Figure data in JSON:

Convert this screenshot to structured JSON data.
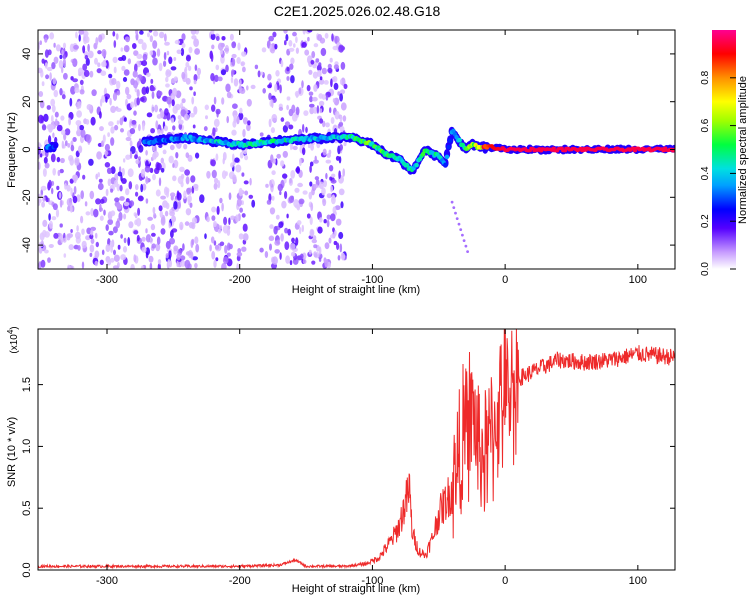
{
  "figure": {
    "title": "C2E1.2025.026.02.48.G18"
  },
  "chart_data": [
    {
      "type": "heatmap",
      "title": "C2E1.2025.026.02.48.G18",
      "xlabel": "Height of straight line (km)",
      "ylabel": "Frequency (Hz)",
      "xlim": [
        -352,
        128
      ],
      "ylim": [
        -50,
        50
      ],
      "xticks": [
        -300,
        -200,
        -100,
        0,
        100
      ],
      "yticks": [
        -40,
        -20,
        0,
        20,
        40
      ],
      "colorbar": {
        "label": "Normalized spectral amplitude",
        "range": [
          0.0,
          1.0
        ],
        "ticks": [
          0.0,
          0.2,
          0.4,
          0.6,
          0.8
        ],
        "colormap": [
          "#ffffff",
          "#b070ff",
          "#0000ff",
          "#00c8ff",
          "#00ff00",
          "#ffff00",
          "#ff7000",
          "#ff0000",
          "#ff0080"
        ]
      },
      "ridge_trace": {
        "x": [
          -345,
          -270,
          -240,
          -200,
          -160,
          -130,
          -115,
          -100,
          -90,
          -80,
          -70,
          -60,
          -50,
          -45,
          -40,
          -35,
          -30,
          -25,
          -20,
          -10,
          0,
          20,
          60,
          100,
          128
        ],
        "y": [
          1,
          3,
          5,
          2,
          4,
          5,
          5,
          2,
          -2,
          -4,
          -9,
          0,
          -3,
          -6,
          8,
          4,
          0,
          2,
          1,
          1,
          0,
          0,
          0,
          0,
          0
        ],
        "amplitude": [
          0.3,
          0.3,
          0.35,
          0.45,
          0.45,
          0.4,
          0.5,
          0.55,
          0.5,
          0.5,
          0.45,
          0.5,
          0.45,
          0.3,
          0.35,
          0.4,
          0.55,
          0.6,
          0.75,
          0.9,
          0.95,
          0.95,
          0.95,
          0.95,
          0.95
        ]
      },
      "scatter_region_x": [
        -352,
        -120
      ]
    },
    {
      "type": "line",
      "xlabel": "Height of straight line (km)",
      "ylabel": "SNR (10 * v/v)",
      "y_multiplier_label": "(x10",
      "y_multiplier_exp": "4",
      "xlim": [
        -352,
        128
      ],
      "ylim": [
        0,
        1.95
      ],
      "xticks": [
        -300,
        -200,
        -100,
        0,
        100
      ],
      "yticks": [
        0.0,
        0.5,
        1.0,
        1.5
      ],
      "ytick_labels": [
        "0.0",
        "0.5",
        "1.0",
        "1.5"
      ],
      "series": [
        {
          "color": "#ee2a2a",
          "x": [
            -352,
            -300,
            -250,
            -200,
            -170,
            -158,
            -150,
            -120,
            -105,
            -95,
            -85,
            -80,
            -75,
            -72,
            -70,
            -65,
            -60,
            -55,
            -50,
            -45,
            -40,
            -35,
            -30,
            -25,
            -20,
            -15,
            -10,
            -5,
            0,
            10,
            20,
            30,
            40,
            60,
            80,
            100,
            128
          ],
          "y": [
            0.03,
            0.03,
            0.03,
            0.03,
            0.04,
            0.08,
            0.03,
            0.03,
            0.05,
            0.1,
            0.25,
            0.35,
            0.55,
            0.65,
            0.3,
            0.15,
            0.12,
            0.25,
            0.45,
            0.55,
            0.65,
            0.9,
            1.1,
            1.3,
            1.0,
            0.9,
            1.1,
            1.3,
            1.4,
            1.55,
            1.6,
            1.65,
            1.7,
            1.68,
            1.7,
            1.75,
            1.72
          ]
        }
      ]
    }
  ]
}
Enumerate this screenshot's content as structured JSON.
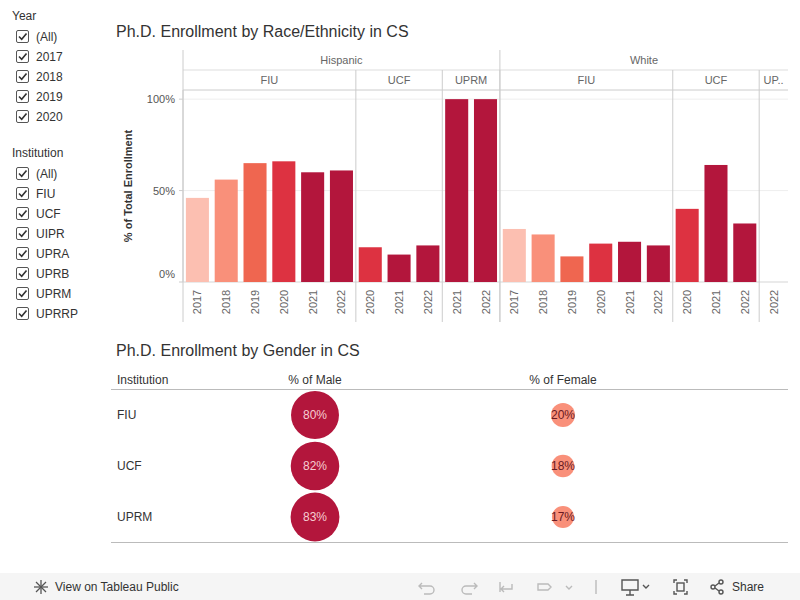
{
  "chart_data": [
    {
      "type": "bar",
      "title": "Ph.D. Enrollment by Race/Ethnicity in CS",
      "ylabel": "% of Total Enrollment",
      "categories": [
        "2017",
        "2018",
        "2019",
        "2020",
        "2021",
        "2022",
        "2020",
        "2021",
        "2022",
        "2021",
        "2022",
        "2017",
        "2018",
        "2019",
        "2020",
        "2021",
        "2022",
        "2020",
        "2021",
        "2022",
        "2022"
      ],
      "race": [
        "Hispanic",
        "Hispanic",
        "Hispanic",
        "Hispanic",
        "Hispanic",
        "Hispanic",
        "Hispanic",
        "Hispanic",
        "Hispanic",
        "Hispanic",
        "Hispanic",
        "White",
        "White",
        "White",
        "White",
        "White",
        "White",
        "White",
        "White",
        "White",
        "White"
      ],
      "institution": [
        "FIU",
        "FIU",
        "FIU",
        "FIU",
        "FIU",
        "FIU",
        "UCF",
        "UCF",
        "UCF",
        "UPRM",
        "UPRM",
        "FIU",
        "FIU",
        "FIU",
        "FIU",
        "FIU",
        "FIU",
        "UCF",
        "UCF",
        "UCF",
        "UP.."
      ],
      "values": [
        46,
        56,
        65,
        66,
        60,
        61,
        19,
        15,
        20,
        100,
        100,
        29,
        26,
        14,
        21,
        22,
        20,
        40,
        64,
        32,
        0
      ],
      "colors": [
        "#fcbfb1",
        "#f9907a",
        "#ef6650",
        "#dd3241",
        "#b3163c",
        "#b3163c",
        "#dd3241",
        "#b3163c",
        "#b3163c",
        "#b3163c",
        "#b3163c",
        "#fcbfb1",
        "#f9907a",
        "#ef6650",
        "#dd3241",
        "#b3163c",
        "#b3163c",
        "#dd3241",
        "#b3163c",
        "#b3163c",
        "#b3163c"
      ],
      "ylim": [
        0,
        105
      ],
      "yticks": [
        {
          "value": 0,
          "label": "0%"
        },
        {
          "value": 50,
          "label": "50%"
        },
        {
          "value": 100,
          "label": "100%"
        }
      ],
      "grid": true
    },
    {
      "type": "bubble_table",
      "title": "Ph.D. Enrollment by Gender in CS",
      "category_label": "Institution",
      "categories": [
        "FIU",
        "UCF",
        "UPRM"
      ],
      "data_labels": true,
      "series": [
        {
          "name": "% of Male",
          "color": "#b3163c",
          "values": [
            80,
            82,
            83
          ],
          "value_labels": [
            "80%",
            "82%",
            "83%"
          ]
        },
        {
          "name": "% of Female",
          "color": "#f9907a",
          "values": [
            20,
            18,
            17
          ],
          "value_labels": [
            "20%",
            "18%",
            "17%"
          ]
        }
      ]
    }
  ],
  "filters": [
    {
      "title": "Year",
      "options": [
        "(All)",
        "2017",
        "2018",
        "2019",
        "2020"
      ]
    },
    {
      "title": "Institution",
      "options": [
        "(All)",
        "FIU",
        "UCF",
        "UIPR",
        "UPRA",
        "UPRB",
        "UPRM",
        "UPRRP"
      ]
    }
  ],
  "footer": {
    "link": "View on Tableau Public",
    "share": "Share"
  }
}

* [YOUR GOAL]: Leave out the pictures and print every line of the data exactly.

* [FINAL RESULT]:
Convert this screenshot to structured JSON data.
{
  "figure": {
    "title": "C2E1.2025.026.02.48.G18"
  },
  "chart_data": [
    {
      "type": "heatmap",
      "title": "C2E1.2025.026.02.48.G18",
      "xlabel": "Height of straight line (km)",
      "ylabel": "Frequency (Hz)",
      "xlim": [
        -352,
        128
      ],
      "ylim": [
        -50,
        50
      ],
      "xticks": [
        -300,
        -200,
        -100,
        0,
        100
      ],
      "yticks": [
        -40,
        -20,
        0,
        20,
        40
      ],
      "colorbar": {
        "label": "Normalized spectral amplitude",
        "range": [
          0.0,
          1.0
        ],
        "ticks": [
          0.0,
          0.2,
          0.4,
          0.6,
          0.8
        ],
        "colormap": [
          "#ffffff",
          "#b070ff",
          "#0000ff",
          "#00c8ff",
          "#00ff00",
          "#ffff00",
          "#ff7000",
          "#ff0000",
          "#ff0080"
        ]
      },
      "ridge_trace": {
        "x": [
          -345,
          -270,
          -240,
          -200,
          -160,
          -130,
          -115,
          -100,
          -90,
          -80,
          -70,
          -60,
          -50,
          -45,
          -40,
          -35,
          -30,
          -25,
          -20,
          -10,
          0,
          20,
          60,
          100,
          128
        ],
        "y": [
          1,
          3,
          5,
          2,
          4,
          5,
          5,
          2,
          -2,
          -4,
          -9,
          0,
          -3,
          -6,
          8,
          4,
          0,
          2,
          1,
          1,
          0,
          0,
          0,
          0,
          0
        ],
        "amplitude": [
          0.3,
          0.3,
          0.35,
          0.45,
          0.45,
          0.4,
          0.5,
          0.55,
          0.5,
          0.5,
          0.45,
          0.5,
          0.45,
          0.3,
          0.35,
          0.4,
          0.55,
          0.6,
          0.75,
          0.9,
          0.95,
          0.95,
          0.95,
          0.95,
          0.95
        ]
      },
      "scatter_region_x": [
        -352,
        -120
      ]
    },
    {
      "type": "line",
      "xlabel": "Height of straight line (km)",
      "ylabel": "SNR (10 * v/v)",
      "y_multiplier_label": "(x10",
      "y_multiplier_exp": "4",
      "xlim": [
        -352,
        128
      ],
      "ylim": [
        0,
        1.95
      ],
      "xticks": [
        -300,
        -200,
        -100,
        0,
        100
      ],
      "yticks": [
        0.0,
        0.5,
        1.0,
        1.5
      ],
      "ytick_labels": [
        "0.0",
        "0.5",
        "1.0",
        "1.5"
      ],
      "series": [
        {
          "color": "#ee2a2a",
          "x": [
            -352,
            -300,
            -250,
            -200,
            -170,
            -158,
            -150,
            -120,
            -105,
            -95,
            -85,
            -80,
            -75,
            -72,
            -70,
            -65,
            -60,
            -55,
            -50,
            -45,
            -40,
            -35,
            -30,
            -25,
            -20,
            -15,
            -10,
            -5,
            0,
            10,
            20,
            30,
            40,
            60,
            80,
            100,
            128
          ],
          "y": [
            0.03,
            0.03,
            0.03,
            0.03,
            0.04,
            0.08,
            0.03,
            0.03,
            0.05,
            0.1,
            0.25,
            0.35,
            0.55,
            0.65,
            0.3,
            0.15,
            0.12,
            0.25,
            0.45,
            0.55,
            0.65,
            0.9,
            1.1,
            1.3,
            1.0,
            0.9,
            1.1,
            1.3,
            1.4,
            1.55,
            1.6,
            1.65,
            1.7,
            1.68,
            1.7,
            1.75,
            1.72
          ]
        }
      ]
    }
  ]
}
Enumerate this screenshot's content as structured JSON.
{
  "chart_data": [
    {
      "type": "bar",
      "title": "Ph.D. Enrollment by Race/Ethnicity in CS",
      "ylabel": "% of Total Enrollment",
      "categories": [
        "2017",
        "2018",
        "2019",
        "2020",
        "2021",
        "2022",
        "2020",
        "2021",
        "2022",
        "2021",
        "2022",
        "2017",
        "2018",
        "2019",
        "2020",
        "2021",
        "2022",
        "2020",
        "2021",
        "2022",
        "2022"
      ],
      "race": [
        "Hispanic",
        "Hispanic",
        "Hispanic",
        "Hispanic",
        "Hispanic",
        "Hispanic",
        "Hispanic",
        "Hispanic",
        "Hispanic",
        "Hispanic",
        "Hispanic",
        "White",
        "White",
        "White",
        "White",
        "White",
        "White",
        "White",
        "White",
        "White",
        "White"
      ],
      "institution": [
        "FIU",
        "FIU",
        "FIU",
        "FIU",
        "FIU",
        "FIU",
        "UCF",
        "UCF",
        "UCF",
        "UPRM",
        "UPRM",
        "FIU",
        "FIU",
        "FIU",
        "FIU",
        "FIU",
        "FIU",
        "UCF",
        "UCF",
        "UCF",
        "UP.."
      ],
      "values": [
        46,
        56,
        65,
        66,
        60,
        61,
        19,
        15,
        20,
        100,
        100,
        29,
        26,
        14,
        21,
        22,
        20,
        40,
        64,
        32,
        0
      ],
      "colors": [
        "#fcbfb1",
        "#f9907a",
        "#ef6650",
        "#dd3241",
        "#b3163c",
        "#b3163c",
        "#dd3241",
        "#b3163c",
        "#b3163c",
        "#b3163c",
        "#b3163c",
        "#fcbfb1",
        "#f9907a",
        "#ef6650",
        "#dd3241",
        "#b3163c",
        "#b3163c",
        "#dd3241",
        "#b3163c",
        "#b3163c",
        "#b3163c"
      ],
      "ylim": [
        0,
        105
      ],
      "yticks": [
        {
          "value": 0,
          "label": "0%"
        },
        {
          "value": 50,
          "label": "50%"
        },
        {
          "value": 100,
          "label": "100%"
        }
      ],
      "grid": true
    },
    {
      "type": "bubble_table",
      "title": "Ph.D. Enrollment by Gender in CS",
      "category_label": "Institution",
      "categories": [
        "FIU",
        "UCF",
        "UPRM"
      ],
      "data_labels": true,
      "series": [
        {
          "name": "% of Male",
          "color": "#b3163c",
          "values": [
            80,
            82,
            83
          ],
          "value_labels": [
            "80%",
            "82%",
            "83%"
          ]
        },
        {
          "name": "% of Female",
          "color": "#f9907a",
          "values": [
            20,
            18,
            17
          ],
          "value_labels": [
            "20%",
            "18%",
            "17%"
          ]
        }
      ]
    }
  ],
  "filters": [
    {
      "title": "Year",
      "options": [
        "(All)",
        "2017",
        "2018",
        "2019",
        "2020"
      ]
    },
    {
      "title": "Institution",
      "options": [
        "(All)",
        "FIU",
        "UCF",
        "UIPR",
        "UPRA",
        "UPRB",
        "UPRM",
        "UPRRP"
      ]
    }
  ],
  "footer": {
    "link": "View on Tableau Public",
    "share": "Share"
  }
}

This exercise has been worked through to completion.